● **RECORD LIST**
|---|

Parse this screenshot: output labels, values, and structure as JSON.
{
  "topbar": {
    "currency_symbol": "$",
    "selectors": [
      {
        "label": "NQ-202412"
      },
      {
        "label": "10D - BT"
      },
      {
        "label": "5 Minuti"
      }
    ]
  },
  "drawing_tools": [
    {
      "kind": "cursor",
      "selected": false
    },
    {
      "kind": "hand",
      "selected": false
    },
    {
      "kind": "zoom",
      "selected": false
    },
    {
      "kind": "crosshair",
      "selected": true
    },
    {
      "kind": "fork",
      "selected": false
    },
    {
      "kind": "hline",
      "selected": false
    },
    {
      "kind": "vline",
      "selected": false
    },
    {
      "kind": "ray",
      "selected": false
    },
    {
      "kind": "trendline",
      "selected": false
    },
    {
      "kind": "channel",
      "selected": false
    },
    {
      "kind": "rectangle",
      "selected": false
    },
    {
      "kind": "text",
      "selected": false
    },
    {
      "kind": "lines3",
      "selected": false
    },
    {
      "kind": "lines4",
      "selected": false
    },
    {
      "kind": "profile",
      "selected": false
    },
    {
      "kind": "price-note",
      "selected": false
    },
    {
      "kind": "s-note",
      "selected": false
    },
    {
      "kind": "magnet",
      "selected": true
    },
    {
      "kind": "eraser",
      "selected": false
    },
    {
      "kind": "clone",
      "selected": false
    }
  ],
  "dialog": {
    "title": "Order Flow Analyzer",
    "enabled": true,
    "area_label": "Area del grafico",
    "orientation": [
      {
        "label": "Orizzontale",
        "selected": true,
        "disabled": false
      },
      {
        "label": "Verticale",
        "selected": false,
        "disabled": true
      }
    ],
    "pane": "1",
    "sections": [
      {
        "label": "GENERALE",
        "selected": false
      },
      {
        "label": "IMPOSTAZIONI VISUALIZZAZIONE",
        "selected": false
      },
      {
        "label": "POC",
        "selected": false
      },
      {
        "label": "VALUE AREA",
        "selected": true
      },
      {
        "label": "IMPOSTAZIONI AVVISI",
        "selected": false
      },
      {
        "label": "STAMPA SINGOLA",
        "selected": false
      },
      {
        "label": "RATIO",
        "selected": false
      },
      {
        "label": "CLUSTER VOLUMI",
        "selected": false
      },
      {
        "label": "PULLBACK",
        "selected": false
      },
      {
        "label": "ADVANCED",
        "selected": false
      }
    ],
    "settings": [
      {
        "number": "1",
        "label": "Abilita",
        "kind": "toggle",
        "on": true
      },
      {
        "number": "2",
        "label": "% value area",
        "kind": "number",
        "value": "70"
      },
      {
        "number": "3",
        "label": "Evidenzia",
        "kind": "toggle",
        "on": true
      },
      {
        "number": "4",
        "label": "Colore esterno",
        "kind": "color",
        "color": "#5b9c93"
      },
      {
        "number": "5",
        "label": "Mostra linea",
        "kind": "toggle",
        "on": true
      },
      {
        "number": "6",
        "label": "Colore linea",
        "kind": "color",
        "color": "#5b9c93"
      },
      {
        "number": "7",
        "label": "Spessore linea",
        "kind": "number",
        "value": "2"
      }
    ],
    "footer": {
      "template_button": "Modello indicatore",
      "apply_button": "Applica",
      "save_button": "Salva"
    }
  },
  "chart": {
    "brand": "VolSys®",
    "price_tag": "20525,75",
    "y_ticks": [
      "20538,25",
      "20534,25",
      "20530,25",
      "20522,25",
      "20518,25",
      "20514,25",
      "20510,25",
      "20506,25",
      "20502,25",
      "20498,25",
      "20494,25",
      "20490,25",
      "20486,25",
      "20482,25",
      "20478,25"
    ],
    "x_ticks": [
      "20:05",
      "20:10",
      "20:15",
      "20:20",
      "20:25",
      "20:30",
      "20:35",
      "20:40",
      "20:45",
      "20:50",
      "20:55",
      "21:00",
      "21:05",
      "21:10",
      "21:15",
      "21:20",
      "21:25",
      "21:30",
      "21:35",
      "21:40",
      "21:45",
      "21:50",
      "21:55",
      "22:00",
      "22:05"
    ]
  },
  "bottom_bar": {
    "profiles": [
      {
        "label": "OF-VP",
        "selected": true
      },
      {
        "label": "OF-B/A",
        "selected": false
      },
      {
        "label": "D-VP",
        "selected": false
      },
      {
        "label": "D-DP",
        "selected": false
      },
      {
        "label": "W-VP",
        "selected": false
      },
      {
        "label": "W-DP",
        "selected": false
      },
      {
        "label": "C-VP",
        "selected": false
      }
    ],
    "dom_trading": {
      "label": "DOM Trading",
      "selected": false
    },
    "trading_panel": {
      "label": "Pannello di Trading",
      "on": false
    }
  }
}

|---|

● **WHAT YOU SHOULD DO**
Filter the entries above down to the lines containing the word "number".

● **SOLUTION FOR THIS PROBLEM**
        "number": "1",
        "number": "2",
        "kind": "number",
        "number": "3",
        "number": "4",
        "number": "5",
        "number": "6",
        "number": "7",
        "kind": "number",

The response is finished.